§ **Given task**
Reproduce the entire listing below verbatim, every line in its original order and with no changes.

§ **Task input**
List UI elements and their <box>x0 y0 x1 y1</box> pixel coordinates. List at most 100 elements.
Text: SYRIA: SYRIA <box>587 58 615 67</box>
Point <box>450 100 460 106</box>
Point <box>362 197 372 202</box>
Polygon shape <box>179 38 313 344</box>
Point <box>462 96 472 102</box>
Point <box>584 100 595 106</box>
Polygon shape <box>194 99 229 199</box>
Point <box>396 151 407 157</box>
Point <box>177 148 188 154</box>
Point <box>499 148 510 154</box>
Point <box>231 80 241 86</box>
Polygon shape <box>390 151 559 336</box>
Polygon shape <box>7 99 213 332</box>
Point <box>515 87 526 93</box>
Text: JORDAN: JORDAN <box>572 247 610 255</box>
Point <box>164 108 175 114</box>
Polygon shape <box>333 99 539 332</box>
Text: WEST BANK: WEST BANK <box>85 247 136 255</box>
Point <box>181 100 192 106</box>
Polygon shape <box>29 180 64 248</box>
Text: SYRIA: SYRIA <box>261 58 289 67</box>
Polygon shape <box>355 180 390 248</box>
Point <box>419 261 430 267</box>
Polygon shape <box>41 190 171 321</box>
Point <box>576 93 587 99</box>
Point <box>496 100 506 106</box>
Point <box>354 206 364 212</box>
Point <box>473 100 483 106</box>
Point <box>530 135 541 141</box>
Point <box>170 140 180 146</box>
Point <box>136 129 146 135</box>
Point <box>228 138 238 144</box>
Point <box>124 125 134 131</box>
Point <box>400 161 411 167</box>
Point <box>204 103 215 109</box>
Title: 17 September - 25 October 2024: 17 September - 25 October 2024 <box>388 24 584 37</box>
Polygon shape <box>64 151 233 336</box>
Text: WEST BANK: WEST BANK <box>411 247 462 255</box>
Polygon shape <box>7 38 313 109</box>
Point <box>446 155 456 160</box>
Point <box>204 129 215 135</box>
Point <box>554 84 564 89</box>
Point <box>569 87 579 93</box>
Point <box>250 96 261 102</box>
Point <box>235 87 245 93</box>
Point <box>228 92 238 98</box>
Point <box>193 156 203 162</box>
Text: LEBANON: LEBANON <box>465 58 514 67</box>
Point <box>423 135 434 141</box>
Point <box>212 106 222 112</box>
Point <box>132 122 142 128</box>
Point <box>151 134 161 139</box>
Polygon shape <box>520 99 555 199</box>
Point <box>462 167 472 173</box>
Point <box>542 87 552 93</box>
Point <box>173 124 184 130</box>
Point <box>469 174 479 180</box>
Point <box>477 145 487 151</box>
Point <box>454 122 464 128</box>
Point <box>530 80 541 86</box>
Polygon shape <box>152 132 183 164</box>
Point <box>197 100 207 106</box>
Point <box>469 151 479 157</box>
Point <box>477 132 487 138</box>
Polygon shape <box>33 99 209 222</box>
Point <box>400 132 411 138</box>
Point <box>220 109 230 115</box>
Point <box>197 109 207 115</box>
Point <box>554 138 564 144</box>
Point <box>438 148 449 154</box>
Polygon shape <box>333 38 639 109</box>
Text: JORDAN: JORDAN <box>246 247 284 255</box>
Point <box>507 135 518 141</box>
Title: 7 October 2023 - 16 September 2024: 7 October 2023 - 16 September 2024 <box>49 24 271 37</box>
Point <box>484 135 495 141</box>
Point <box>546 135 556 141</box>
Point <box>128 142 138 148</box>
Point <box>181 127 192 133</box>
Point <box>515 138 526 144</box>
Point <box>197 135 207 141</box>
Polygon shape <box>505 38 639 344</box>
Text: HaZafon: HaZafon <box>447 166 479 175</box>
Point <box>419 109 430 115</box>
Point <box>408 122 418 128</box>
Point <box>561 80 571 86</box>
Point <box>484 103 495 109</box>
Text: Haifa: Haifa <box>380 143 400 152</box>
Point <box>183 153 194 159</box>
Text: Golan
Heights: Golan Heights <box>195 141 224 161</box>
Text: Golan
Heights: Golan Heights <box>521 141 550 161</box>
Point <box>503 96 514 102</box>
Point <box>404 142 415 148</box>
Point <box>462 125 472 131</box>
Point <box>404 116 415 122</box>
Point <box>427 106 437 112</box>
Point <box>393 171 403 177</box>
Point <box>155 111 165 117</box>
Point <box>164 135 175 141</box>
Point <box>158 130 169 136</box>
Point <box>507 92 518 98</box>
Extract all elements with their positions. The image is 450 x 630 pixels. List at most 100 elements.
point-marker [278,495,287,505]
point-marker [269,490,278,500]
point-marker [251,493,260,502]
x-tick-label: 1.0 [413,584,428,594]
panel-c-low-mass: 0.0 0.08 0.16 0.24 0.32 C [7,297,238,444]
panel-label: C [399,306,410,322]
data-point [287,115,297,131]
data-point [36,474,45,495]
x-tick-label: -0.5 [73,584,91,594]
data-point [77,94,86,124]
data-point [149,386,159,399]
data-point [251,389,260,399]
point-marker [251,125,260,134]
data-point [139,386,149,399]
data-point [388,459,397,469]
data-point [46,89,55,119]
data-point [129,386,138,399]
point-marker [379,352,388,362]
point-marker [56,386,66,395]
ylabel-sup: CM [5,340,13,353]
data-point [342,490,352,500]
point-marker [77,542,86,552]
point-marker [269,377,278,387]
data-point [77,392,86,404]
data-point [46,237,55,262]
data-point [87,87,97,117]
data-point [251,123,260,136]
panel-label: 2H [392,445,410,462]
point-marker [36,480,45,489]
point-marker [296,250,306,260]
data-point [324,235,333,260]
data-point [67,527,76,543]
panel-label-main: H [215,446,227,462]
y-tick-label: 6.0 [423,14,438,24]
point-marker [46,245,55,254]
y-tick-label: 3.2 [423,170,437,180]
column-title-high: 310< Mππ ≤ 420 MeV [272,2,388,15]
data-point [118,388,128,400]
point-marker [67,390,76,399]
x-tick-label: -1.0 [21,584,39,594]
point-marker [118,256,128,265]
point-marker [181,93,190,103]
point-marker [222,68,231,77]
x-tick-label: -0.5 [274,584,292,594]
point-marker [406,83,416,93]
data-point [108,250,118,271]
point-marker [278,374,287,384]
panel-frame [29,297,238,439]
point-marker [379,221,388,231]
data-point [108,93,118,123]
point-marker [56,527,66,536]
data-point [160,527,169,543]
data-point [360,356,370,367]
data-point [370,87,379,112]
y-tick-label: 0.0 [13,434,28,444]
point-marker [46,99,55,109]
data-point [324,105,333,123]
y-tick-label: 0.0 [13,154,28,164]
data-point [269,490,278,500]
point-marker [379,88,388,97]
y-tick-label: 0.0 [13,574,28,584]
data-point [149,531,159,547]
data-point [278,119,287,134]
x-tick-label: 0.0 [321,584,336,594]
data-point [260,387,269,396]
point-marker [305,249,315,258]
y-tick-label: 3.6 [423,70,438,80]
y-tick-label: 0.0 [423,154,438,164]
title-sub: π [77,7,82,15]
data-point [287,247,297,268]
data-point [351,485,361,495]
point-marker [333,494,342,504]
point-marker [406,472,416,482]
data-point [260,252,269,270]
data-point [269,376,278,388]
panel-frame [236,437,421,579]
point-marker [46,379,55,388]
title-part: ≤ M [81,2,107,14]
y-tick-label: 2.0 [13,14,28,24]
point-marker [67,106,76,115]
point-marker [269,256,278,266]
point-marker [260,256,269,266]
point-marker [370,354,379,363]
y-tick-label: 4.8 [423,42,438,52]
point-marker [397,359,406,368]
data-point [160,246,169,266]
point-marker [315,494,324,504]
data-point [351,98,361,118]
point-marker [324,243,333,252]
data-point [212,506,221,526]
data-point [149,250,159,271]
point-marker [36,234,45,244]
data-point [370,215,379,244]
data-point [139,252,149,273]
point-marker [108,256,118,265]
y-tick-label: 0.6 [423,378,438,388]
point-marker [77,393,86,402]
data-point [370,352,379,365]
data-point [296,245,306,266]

§ **Task solution**
List UI elements and their <box>x0 y0 x1 y1</box> pixel coordinates. List at most 100 elements.
Text: SYRIA: SYRIA <box>587 58 615 67</box>
Point <box>450 100 460 106</box>
Point <box>362 197 372 202</box>
Polygon shape <box>179 38 313 344</box>
Point <box>462 96 472 102</box>
Point <box>584 100 595 106</box>
Polygon shape <box>194 99 229 199</box>
Point <box>396 151 407 157</box>
Point <box>177 148 188 154</box>
Point <box>499 148 510 154</box>
Point <box>231 80 241 86</box>
Polygon shape <box>390 151 559 336</box>
Polygon shape <box>7 99 213 332</box>
Point <box>515 87 526 93</box>
Text: JORDAN: JORDAN <box>572 247 610 255</box>
Point <box>164 108 175 114</box>
Polygon shape <box>333 99 539 332</box>
Text: WEST BANK: WEST BANK <box>85 247 136 255</box>
Point <box>181 100 192 106</box>
Polygon shape <box>29 180 64 248</box>
Text: SYRIA: SYRIA <box>261 58 289 67</box>
Polygon shape <box>355 180 390 248</box>
Point <box>419 261 430 267</box>
Polygon shape <box>41 190 171 321</box>
Point <box>576 93 587 99</box>
Point <box>496 100 506 106</box>
Point <box>354 206 364 212</box>
Point <box>473 100 483 106</box>
Point <box>530 135 541 141</box>
Point <box>170 140 180 146</box>
Point <box>136 129 146 135</box>
Point <box>228 138 238 144</box>
Point <box>124 125 134 131</box>
Point <box>400 161 411 167</box>
Point <box>204 103 215 109</box>
Title: 17 September - 25 October 2024: 17 September - 25 October 2024 <box>388 24 584 37</box>
Polygon shape <box>64 151 233 336</box>
Text: WEST BANK: WEST BANK <box>411 247 462 255</box>
Polygon shape <box>7 38 313 109</box>
Point <box>446 155 456 160</box>
Point <box>204 129 215 135</box>
Point <box>554 84 564 89</box>
Point <box>569 87 579 93</box>
Point <box>250 96 261 102</box>
Point <box>235 87 245 93</box>
Point <box>228 92 238 98</box>
Point <box>193 156 203 162</box>
Text: LEBANON: LEBANON <box>465 58 514 67</box>
Point <box>423 135 434 141</box>
Point <box>212 106 222 112</box>
Point <box>132 122 142 128</box>
Point <box>151 134 161 139</box>
Polygon shape <box>520 99 555 199</box>
Point <box>462 167 472 173</box>
Point <box>542 87 552 93</box>
Point <box>173 124 184 130</box>
Point <box>469 174 479 180</box>
Point <box>477 145 487 151</box>
Point <box>454 122 464 128</box>
Point <box>530 80 541 86</box>
Polygon shape <box>152 132 183 164</box>
Point <box>197 100 207 106</box>
Point <box>469 151 479 157</box>
Point <box>477 132 487 138</box>
Polygon shape <box>33 99 209 222</box>
Point <box>400 132 411 138</box>
Point <box>220 109 230 115</box>
Point <box>197 109 207 115</box>
Point <box>554 138 564 144</box>
Point <box>438 148 449 154</box>
Polygon shape <box>333 38 639 109</box>
Text: JORDAN: JORDAN <box>246 247 284 255</box>
Point <box>507 135 518 141</box>
Title: 7 October 2023 - 16 September 2024: 7 October 2023 - 16 September 2024 <box>49 24 271 37</box>
Point <box>484 135 495 141</box>
Point <box>546 135 556 141</box>
Point <box>128 142 138 148</box>
Point <box>181 127 192 133</box>
Point <box>515 138 526 144</box>
Point <box>197 135 207 141</box>
Polygon shape <box>505 38 639 344</box>
Text: HaZafon: HaZafon <box>447 166 479 175</box>
Point <box>419 109 430 115</box>
Point <box>408 122 418 128</box>
Point <box>561 80 571 86</box>
Point <box>484 103 495 109</box>
Text: Haifa: Haifa <box>380 143 400 152</box>
Point <box>183 153 194 159</box>
Text: Golan
Heights: Golan Heights <box>195 141 224 161</box>
Text: Golan
Heights: Golan Heights <box>521 141 550 161</box>
Point <box>503 96 514 102</box>
Point <box>404 142 415 148</box>
Point <box>462 125 472 131</box>
Point <box>404 116 415 122</box>
Point <box>427 106 437 112</box>
Point <box>393 171 403 177</box>
Point <box>155 111 165 117</box>
Point <box>164 135 175 141</box>
Point <box>158 130 169 136</box>
Point <box>507 92 518 98</box>
Extract all elements with their positions. The image is 450 x 630 pixels. List at most 100 elements.
point-marker [278,495,287,505]
point-marker [269,490,278,500]
point-marker [251,493,260,502]
x-tick-label: 1.0 [413,584,428,594]
panel-c-low-mass: 0.0 0.08 0.16 0.24 0.32 C [7,297,238,444]
panel-label: C [399,306,410,322]
data-point [287,115,297,131]
data-point [36,474,45,495]
x-tick-label: -0.5 [73,584,91,594]
data-point [77,94,86,124]
data-point [149,386,159,399]
data-point [251,389,260,399]
point-marker [251,125,260,134]
data-point [139,386,149,399]
data-point [388,459,397,469]
data-point [46,89,55,119]
data-point [129,386,138,399]
point-marker [379,352,388,362]
point-marker [56,386,66,395]
ylabel-sup: CM [5,340,13,353]
data-point [342,490,352,500]
point-marker [77,542,86,552]
point-marker [269,377,278,387]
data-point [77,392,86,404]
data-point [46,237,55,262]
data-point [87,87,97,117]
data-point [251,123,260,136]
panel-label: 2H [392,445,410,462]
point-marker [36,480,45,489]
point-marker [296,250,306,260]
data-point [324,235,333,260]
data-point [67,527,76,543]
panel-label-main: H [215,446,227,462]
y-tick-label: 6.0 [423,14,438,24]
point-marker [46,245,55,254]
y-tick-label: 3.2 [423,170,437,180]
column-title-high: 310< Mππ ≤ 420 MeV [272,2,388,15]
data-point [118,388,128,400]
point-marker [67,390,76,399]
x-tick-label: -1.0 [21,584,39,594]
point-marker [118,256,128,265]
point-marker [181,93,190,103]
point-marker [222,68,231,77]
x-tick-label: -0.5 [274,584,292,594]
point-marker [406,83,416,93]
data-point [108,250,118,271]
point-marker [278,374,287,384]
panel-frame [29,297,238,439]
point-marker [379,221,388,231]
data-point [108,93,118,123]
point-marker [56,527,66,536]
data-point [160,527,169,543]
data-point [360,356,370,367]
data-point [370,87,379,112]
y-tick-label: 0.0 [13,434,28,444]
point-marker [46,99,55,109]
data-point [324,105,333,123]
y-tick-label: 0.0 [13,154,28,164]
data-point [269,490,278,500]
point-marker [379,88,388,97]
y-tick-label: 0.0 [13,574,28,584]
data-point [149,531,159,547]
data-point [278,119,287,134]
x-tick-label: 0.0 [321,584,336,594]
data-point [260,387,269,396]
point-marker [305,249,315,258]
y-tick-label: 3.6 [423,70,438,80]
y-tick-label: 0.0 [423,154,438,164]
title-sub: π [77,7,82,15]
data-point [287,247,297,268]
data-point [351,485,361,495]
point-marker [333,494,342,504]
point-marker [406,472,416,482]
data-point [260,252,269,270]
data-point [269,376,278,388]
panel-frame [236,437,421,579]
point-marker [46,379,55,388]
title-part: ≤ M [81,2,107,14]
y-tick-label: 2.0 [13,14,28,24]
point-marker [67,106,76,115]
point-marker [269,256,278,266]
point-marker [260,256,269,266]
point-marker [370,354,379,363]
y-tick-label: 4.8 [423,42,438,52]
point-marker [397,359,406,368]
data-point [160,246,169,266]
point-marker [315,494,324,504]
data-point [351,98,361,118]
point-marker [324,243,333,252]
data-point [212,506,221,526]
data-point [149,250,159,271]
point-marker [36,234,45,244]
data-point [370,215,379,244]
data-point [139,252,149,273]
point-marker [108,256,118,265]
y-tick-label: 0.6 [423,378,438,388]
point-marker [77,393,86,402]
data-point [370,352,379,365]
data-point [296,245,306,266]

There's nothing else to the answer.